* Start INPUT FOR THIS TASK *
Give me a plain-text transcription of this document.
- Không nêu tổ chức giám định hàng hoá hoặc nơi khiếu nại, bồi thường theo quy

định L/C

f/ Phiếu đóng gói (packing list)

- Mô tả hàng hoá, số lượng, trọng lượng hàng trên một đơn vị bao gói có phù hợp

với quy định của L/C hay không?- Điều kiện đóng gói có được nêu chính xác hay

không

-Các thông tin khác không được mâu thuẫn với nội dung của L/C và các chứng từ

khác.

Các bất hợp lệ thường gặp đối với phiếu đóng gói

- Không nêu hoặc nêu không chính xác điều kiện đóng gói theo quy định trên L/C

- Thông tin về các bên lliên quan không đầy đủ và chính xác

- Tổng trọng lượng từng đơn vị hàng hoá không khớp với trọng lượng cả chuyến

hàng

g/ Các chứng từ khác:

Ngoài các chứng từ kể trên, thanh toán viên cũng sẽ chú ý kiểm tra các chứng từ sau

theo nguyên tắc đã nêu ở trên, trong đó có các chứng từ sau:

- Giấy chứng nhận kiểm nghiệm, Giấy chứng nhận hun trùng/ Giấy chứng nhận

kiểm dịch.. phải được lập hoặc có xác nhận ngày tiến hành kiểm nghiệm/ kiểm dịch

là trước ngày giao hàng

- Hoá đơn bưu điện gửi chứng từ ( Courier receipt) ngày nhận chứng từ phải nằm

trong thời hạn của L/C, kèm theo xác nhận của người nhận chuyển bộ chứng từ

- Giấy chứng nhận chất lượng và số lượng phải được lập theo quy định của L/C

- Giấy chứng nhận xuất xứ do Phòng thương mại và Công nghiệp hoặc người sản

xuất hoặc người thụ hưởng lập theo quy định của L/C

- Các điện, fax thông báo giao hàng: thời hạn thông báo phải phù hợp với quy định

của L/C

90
* End INPUT FOR THIS TASK *
* Start INPUT FOR THIS TASK *
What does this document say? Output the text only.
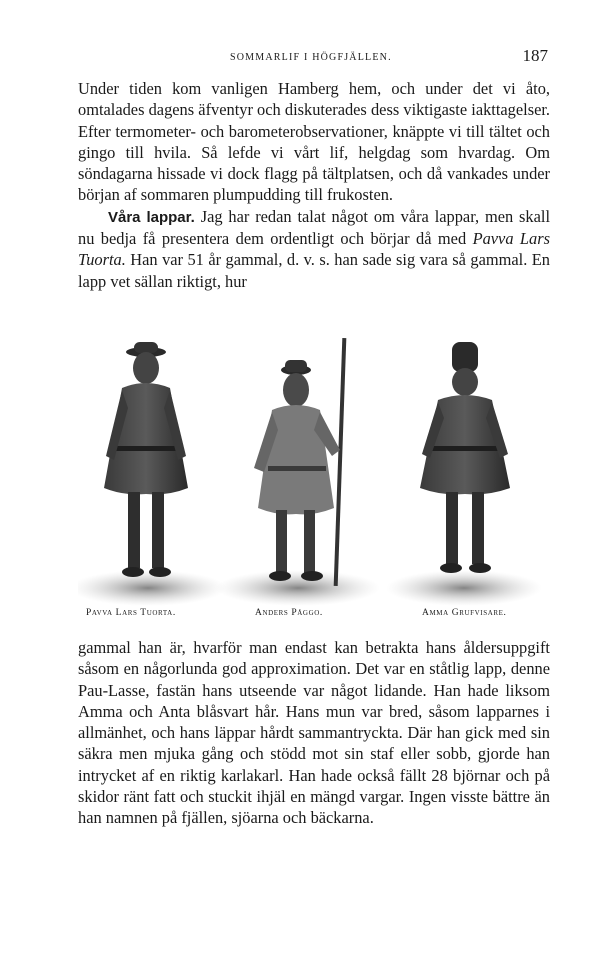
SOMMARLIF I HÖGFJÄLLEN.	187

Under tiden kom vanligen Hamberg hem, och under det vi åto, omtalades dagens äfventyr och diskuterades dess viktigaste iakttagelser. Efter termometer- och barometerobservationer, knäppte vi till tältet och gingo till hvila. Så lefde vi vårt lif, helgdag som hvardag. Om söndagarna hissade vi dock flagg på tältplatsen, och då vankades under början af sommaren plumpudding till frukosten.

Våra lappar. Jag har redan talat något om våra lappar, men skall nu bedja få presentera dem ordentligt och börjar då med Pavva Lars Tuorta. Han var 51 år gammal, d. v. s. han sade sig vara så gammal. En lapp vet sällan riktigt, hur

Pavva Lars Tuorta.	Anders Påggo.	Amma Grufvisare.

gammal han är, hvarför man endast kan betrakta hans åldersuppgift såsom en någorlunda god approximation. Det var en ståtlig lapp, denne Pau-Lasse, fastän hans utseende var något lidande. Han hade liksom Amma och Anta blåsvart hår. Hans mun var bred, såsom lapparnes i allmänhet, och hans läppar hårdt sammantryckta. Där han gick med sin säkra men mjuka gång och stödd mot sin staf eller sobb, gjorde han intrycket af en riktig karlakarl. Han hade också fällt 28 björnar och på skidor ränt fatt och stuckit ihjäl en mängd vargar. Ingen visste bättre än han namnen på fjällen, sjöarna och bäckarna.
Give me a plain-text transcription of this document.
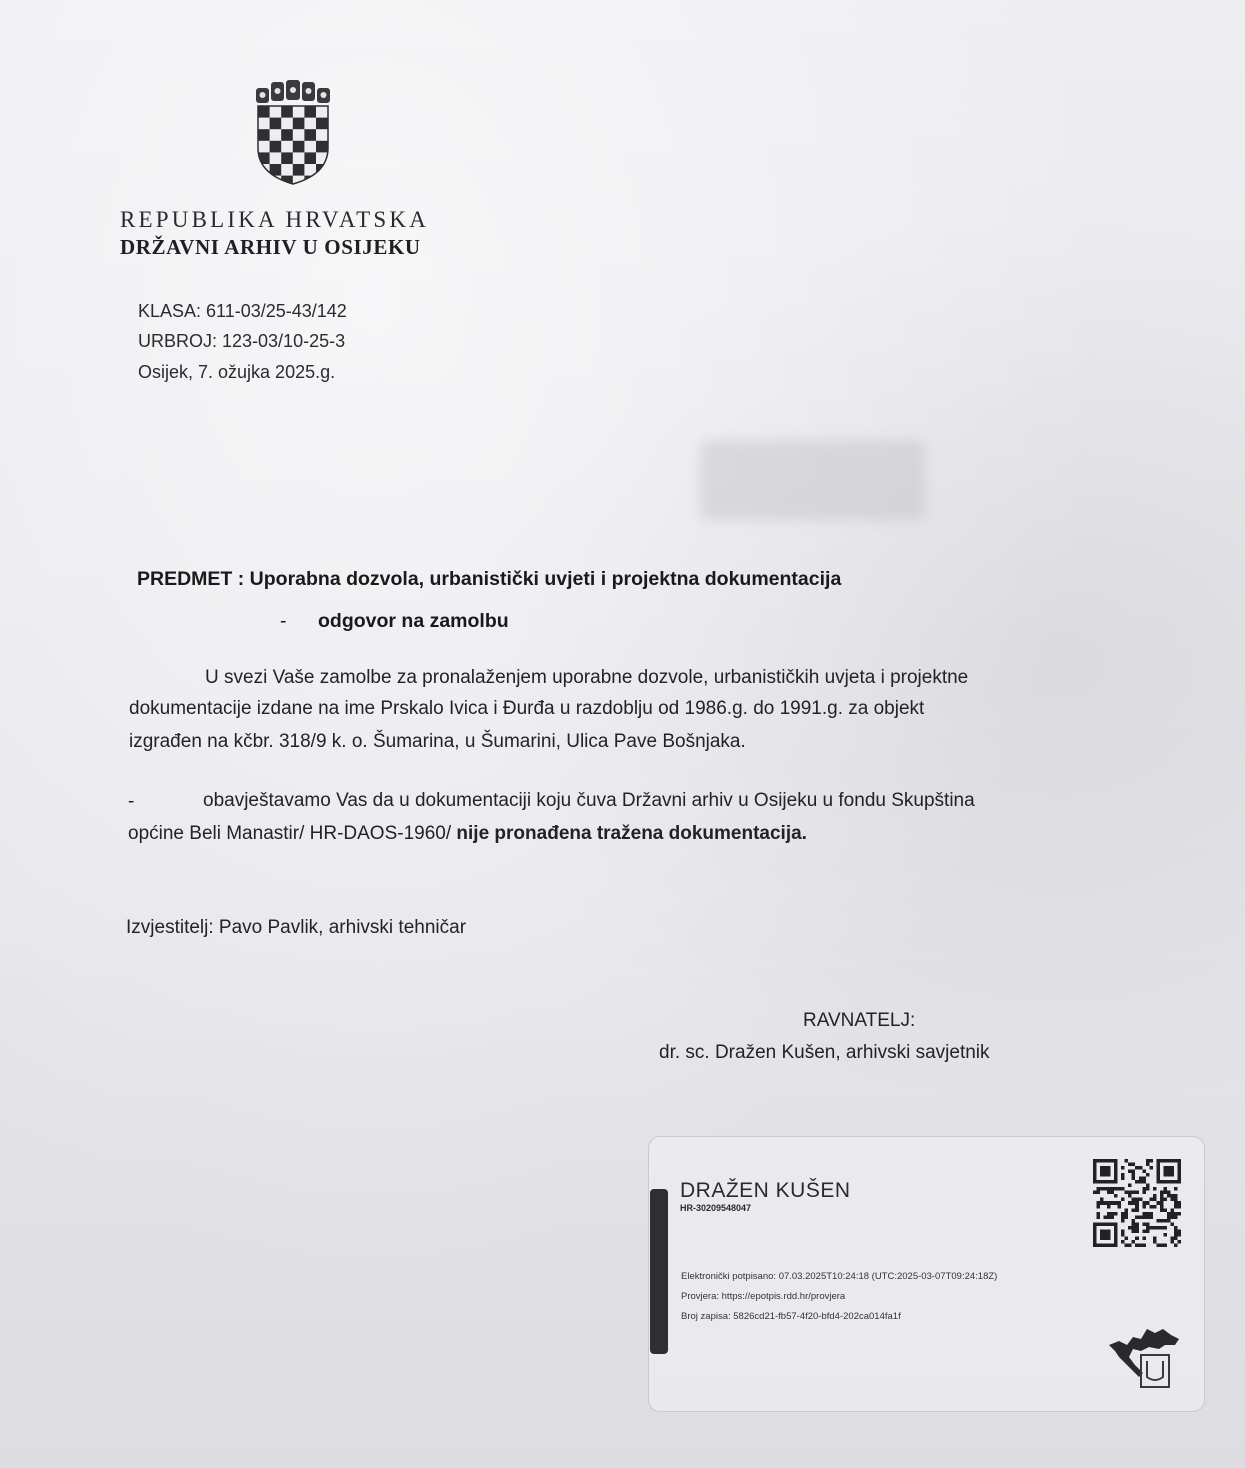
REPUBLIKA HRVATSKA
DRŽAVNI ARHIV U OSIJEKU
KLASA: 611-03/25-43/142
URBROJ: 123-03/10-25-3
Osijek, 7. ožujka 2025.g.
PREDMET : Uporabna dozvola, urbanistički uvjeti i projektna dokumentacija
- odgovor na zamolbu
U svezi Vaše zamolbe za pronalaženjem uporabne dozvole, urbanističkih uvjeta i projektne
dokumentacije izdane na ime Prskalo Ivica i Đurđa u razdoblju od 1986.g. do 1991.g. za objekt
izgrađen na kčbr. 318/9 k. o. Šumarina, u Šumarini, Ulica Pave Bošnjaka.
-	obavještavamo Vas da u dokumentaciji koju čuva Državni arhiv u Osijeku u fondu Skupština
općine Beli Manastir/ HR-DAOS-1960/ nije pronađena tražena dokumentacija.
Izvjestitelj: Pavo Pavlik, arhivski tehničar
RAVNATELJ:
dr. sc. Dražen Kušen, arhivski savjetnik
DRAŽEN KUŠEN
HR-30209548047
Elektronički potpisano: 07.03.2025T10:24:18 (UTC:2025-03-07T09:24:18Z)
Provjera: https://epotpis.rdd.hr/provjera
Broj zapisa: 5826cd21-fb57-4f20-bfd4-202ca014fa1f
* End INPUT FOR THIS TASK *
** THE REQUEST **
Select all lines with the word "Pavva" from the entries above.

** EXERCISE OUTPUT **
Våra lappar. Jag har redan talat något om våra lappar, men skall nu bedja få presentera dem ordentligt och börjar då med Pavva Lars Tuorta. Han var 51 år gammal, d. v. s. han sade sig vara så gammal. En lapp vet sällan riktigt, hur
Pavva Lars Tuorta.	Anders Påggo.	Amma Grufvisare.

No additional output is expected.